## Problem statement
Look through the data for the string "name". Copy every line where it is found.

=====

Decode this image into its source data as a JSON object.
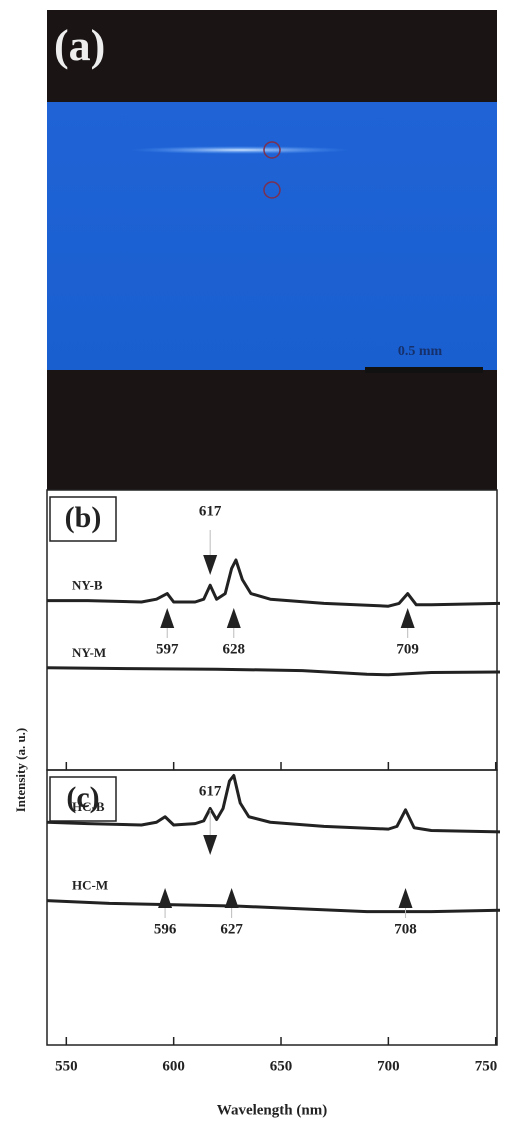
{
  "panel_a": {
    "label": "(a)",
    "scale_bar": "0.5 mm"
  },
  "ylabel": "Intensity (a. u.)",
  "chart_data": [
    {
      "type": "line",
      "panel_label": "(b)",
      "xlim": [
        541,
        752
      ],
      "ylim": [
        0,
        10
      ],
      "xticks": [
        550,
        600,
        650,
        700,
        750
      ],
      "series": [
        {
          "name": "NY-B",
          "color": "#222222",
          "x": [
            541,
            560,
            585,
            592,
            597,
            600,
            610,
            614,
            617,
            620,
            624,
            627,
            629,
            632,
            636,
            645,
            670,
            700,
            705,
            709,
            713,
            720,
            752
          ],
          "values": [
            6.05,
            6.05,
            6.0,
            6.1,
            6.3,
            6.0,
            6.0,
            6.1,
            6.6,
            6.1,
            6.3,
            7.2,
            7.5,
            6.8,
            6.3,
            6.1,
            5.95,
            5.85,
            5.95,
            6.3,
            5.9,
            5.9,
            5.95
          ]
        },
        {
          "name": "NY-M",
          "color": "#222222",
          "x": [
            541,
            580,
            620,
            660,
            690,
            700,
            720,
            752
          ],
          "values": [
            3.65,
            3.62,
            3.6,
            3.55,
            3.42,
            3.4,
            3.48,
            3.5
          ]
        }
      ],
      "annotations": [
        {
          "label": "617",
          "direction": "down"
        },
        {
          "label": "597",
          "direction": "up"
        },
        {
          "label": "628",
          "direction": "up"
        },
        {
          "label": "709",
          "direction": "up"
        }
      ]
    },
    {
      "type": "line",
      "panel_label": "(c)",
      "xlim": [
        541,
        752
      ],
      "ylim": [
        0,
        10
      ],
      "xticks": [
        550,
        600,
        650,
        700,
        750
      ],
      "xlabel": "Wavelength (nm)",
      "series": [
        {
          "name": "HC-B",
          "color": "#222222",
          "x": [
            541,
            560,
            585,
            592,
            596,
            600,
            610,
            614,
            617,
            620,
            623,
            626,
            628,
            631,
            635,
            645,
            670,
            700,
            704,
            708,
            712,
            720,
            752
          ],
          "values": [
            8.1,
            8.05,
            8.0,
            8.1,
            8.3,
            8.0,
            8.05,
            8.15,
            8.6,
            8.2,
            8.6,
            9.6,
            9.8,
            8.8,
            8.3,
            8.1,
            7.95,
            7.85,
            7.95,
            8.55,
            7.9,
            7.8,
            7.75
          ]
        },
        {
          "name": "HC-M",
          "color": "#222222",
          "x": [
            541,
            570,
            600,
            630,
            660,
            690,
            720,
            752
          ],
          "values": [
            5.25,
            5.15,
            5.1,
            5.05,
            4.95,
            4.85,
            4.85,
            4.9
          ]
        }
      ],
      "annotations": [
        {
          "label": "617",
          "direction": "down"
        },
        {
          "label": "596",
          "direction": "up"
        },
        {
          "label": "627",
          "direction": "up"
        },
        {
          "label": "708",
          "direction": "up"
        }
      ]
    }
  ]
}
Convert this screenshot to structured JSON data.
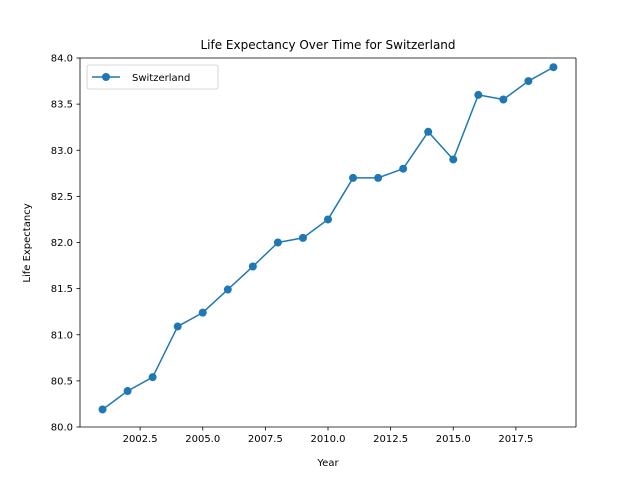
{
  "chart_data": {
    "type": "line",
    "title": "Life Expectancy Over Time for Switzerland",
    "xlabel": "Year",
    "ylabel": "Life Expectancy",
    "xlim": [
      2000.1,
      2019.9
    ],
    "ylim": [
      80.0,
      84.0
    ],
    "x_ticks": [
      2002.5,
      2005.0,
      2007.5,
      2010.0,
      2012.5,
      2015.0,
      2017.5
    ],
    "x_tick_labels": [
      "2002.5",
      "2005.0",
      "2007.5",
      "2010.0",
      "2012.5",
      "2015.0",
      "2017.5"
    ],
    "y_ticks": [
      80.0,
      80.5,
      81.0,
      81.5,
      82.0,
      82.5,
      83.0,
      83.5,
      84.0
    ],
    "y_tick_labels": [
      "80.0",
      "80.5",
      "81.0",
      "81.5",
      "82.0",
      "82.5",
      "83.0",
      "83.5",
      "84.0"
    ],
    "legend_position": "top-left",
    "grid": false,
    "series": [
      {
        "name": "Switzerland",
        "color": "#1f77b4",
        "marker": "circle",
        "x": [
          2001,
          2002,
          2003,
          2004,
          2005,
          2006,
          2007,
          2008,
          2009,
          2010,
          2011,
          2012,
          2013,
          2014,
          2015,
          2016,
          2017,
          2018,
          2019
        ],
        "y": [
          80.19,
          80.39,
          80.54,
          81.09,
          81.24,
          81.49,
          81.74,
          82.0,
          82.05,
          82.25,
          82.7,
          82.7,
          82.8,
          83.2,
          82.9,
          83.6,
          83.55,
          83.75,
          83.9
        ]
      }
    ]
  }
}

=====

## Result for this task
          "name": "NY-B",
          "name": "NY-M",
          "name": "HC-B",
          "name": "HC-M",
        "name": "Switzerland",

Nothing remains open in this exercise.